Exercise brief: Rewrite all of the data below, switching every "jitter" to "scatter" and leaving everything else unchanged.

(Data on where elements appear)
********
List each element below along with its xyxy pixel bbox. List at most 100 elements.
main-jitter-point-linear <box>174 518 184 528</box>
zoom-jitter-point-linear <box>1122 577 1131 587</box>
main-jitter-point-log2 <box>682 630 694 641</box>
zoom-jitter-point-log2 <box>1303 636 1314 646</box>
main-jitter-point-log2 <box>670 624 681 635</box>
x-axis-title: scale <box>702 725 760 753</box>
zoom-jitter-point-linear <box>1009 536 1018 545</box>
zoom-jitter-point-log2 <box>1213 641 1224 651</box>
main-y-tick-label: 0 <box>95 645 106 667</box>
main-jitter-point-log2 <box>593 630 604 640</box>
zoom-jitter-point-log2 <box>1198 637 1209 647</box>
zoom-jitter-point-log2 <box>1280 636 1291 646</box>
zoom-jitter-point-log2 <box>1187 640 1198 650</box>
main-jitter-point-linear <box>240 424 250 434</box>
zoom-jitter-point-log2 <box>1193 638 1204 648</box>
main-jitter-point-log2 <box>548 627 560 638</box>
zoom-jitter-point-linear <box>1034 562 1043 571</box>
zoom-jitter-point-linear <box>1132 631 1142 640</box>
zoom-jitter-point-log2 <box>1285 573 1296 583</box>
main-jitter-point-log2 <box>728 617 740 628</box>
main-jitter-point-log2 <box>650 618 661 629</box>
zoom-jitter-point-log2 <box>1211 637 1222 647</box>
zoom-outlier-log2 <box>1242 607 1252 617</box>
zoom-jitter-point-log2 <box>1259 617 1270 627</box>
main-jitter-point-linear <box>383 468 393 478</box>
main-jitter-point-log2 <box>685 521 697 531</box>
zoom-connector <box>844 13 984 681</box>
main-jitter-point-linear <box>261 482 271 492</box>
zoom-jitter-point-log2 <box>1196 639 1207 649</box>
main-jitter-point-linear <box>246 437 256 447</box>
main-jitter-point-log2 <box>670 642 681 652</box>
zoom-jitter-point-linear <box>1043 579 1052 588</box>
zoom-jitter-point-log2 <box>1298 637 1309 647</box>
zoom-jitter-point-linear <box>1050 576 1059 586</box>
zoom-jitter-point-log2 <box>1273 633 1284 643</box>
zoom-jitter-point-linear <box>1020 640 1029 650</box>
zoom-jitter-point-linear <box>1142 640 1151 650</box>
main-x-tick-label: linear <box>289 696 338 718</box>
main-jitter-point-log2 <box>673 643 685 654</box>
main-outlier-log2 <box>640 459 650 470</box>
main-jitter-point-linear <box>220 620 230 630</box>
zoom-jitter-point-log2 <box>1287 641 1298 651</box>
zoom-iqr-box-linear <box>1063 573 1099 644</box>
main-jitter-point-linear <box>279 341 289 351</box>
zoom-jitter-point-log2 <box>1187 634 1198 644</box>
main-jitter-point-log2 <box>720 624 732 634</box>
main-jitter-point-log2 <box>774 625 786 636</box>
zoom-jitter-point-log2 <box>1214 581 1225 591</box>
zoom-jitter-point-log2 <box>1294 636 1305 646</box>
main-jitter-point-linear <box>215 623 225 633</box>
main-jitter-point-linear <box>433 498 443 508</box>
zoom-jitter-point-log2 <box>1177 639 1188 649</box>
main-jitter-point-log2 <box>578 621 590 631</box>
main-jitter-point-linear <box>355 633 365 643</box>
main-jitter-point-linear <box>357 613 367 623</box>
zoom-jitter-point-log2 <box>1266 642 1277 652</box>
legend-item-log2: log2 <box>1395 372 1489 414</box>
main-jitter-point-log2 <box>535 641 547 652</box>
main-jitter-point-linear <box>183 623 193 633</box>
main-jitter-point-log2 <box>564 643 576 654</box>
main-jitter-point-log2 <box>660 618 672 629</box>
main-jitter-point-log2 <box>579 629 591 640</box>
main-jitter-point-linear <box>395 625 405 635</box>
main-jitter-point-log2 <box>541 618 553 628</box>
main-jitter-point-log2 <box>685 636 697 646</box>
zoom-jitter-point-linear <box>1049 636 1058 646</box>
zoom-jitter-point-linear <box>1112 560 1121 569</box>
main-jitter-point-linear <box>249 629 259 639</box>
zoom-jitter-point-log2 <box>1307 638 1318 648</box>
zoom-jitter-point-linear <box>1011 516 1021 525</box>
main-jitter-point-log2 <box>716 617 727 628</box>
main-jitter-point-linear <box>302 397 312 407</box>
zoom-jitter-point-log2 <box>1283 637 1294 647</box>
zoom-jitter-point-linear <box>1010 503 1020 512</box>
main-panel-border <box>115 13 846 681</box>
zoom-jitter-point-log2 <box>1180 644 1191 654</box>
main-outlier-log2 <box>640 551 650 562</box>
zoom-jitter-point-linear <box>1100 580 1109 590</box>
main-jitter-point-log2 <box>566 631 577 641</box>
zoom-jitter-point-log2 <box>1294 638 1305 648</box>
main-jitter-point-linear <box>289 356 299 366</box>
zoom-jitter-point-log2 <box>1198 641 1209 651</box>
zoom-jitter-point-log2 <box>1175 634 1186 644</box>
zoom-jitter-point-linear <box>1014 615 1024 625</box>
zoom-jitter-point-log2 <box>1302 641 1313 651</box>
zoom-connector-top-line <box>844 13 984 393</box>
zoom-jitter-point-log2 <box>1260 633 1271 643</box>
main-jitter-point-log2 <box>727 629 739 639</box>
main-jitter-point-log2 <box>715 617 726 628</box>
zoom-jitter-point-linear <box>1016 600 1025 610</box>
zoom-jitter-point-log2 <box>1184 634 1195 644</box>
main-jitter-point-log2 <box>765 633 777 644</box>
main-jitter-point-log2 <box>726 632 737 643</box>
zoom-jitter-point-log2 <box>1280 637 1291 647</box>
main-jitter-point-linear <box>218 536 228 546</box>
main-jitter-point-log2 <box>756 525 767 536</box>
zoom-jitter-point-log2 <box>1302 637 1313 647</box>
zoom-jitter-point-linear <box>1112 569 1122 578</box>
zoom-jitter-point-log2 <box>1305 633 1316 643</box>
********
Completed exercise:
List each element below along with its xyxy pixel bbox. List at most 100 elements.
main-scatter-point-linear <box>174 518 184 528</box>
zoom-scatter-point-linear <box>1122 577 1131 587</box>
main-scatter-point-log2 <box>682 630 694 641</box>
zoom-scatter-point-log2 <box>1303 636 1314 646</box>
main-scatter-point-log2 <box>670 624 681 635</box>
x-axis-title: scale <box>702 725 760 753</box>
zoom-scatter-point-linear <box>1009 536 1018 545</box>
zoom-scatter-point-log2 <box>1213 641 1224 651</box>
main-y-tick-label: 0 <box>95 645 106 667</box>
main-scatter-point-log2 <box>593 630 604 640</box>
zoom-scatter-point-log2 <box>1198 637 1209 647</box>
zoom-scatter-point-log2 <box>1280 636 1291 646</box>
zoom-scatter-point-log2 <box>1187 640 1198 650</box>
main-scatter-point-linear <box>240 424 250 434</box>
zoom-scatter-point-log2 <box>1193 638 1204 648</box>
main-scatter-point-log2 <box>548 627 560 638</box>
zoom-scatter-point-linear <box>1034 562 1043 571</box>
zoom-scatter-point-linear <box>1132 631 1142 640</box>
zoom-scatter-point-log2 <box>1285 573 1296 583</box>
main-scatter-point-log2 <box>728 617 740 628</box>
main-scatter-point-log2 <box>650 618 661 629</box>
zoom-scatter-point-log2 <box>1211 637 1222 647</box>
zoom-outlier-log2 <box>1242 607 1252 617</box>
zoom-scatter-point-log2 <box>1259 617 1270 627</box>
main-scatter-point-linear <box>383 468 393 478</box>
main-scatter-point-log2 <box>685 521 697 531</box>
zoom-connector <box>844 13 984 681</box>
main-scatter-point-linear <box>261 482 271 492</box>
zoom-scatter-point-log2 <box>1196 639 1207 649</box>
main-scatter-point-linear <box>246 437 256 447</box>
main-scatter-point-log2 <box>670 642 681 652</box>
zoom-scatter-point-linear <box>1043 579 1052 588</box>
zoom-scatter-point-log2 <box>1298 637 1309 647</box>
zoom-scatter-point-linear <box>1050 576 1059 586</box>
zoom-scatter-point-log2 <box>1273 633 1284 643</box>
zoom-scatter-point-linear <box>1020 640 1029 650</box>
zoom-scatter-point-linear <box>1142 640 1151 650</box>
main-x-tick-label: linear <box>289 696 338 718</box>
main-scatter-point-log2 <box>673 643 685 654</box>
main-outlier-log2 <box>640 459 650 470</box>
main-scatter-point-linear <box>220 620 230 630</box>
zoom-scatter-point-log2 <box>1287 641 1298 651</box>
zoom-iqr-box-linear <box>1063 573 1099 644</box>
main-scatter-point-linear <box>279 341 289 351</box>
zoom-scatter-point-log2 <box>1187 634 1198 644</box>
main-scatter-point-log2 <box>720 624 732 634</box>
main-scatter-point-log2 <box>774 625 786 636</box>
zoom-scatter-point-log2 <box>1214 581 1225 591</box>
zoom-scatter-point-log2 <box>1294 636 1305 646</box>
main-scatter-point-linear <box>215 623 225 633</box>
main-scatter-point-linear <box>433 498 443 508</box>
zoom-scatter-point-log2 <box>1177 639 1188 649</box>
main-scatter-point-log2 <box>578 621 590 631</box>
main-scatter-point-linear <box>355 633 365 643</box>
main-scatter-point-linear <box>357 613 367 623</box>
zoom-scatter-point-log2 <box>1266 642 1277 652</box>
legend-item-log2: log2 <box>1395 372 1489 414</box>
main-scatter-point-log2 <box>535 641 547 652</box>
main-scatter-point-linear <box>183 623 193 633</box>
main-scatter-point-log2 <box>564 643 576 654</box>
main-scatter-point-log2 <box>660 618 672 629</box>
main-scatter-point-log2 <box>579 629 591 640</box>
main-scatter-point-linear <box>395 625 405 635</box>
main-scatter-point-log2 <box>541 618 553 628</box>
main-scatter-point-log2 <box>685 636 697 646</box>
zoom-scatter-point-linear <box>1049 636 1058 646</box>
zoom-scatter-point-linear <box>1112 560 1121 569</box>
main-scatter-point-linear <box>249 629 259 639</box>
zoom-scatter-point-log2 <box>1307 638 1318 648</box>
zoom-scatter-point-linear <box>1011 516 1021 525</box>
main-scatter-point-log2 <box>716 617 727 628</box>
main-scatter-point-linear <box>302 397 312 407</box>
zoom-scatter-point-log2 <box>1283 637 1294 647</box>
zoom-scatter-point-linear <box>1010 503 1020 512</box>
main-panel-border <box>115 13 846 681</box>
zoom-scatter-point-log2 <box>1180 644 1191 654</box>
main-outlier-log2 <box>640 551 650 562</box>
zoom-scatter-point-linear <box>1100 580 1109 590</box>
main-scatter-point-log2 <box>566 631 577 641</box>
zoom-scatter-point-log2 <box>1294 638 1305 648</box>
main-scatter-point-linear <box>289 356 299 366</box>
zoom-scatter-point-log2 <box>1198 641 1209 651</box>
zoom-scatter-point-log2 <box>1175 634 1186 644</box>
zoom-scatter-point-linear <box>1014 615 1024 625</box>
zoom-scatter-point-log2 <box>1302 641 1313 651</box>
zoom-connector-top-line <box>844 13 984 393</box>
zoom-scatter-point-log2 <box>1260 633 1271 643</box>
main-scatter-point-log2 <box>727 629 739 639</box>
main-scatter-point-log2 <box>715 617 726 628</box>
zoom-scatter-point-linear <box>1016 600 1025 610</box>
zoom-scatter-point-log2 <box>1184 634 1195 644</box>
main-scatter-point-log2 <box>765 633 777 644</box>
main-scatter-point-log2 <box>726 632 737 643</box>
zoom-scatter-point-log2 <box>1280 637 1291 647</box>
main-scatter-point-linear <box>218 536 228 546</box>
main-scatter-point-log2 <box>756 525 767 536</box>
zoom-scatter-point-log2 <box>1302 637 1313 647</box>
zoom-scatter-point-linear <box>1112 569 1122 578</box>
zoom-scatter-point-log2 <box>1305 633 1316 643</box>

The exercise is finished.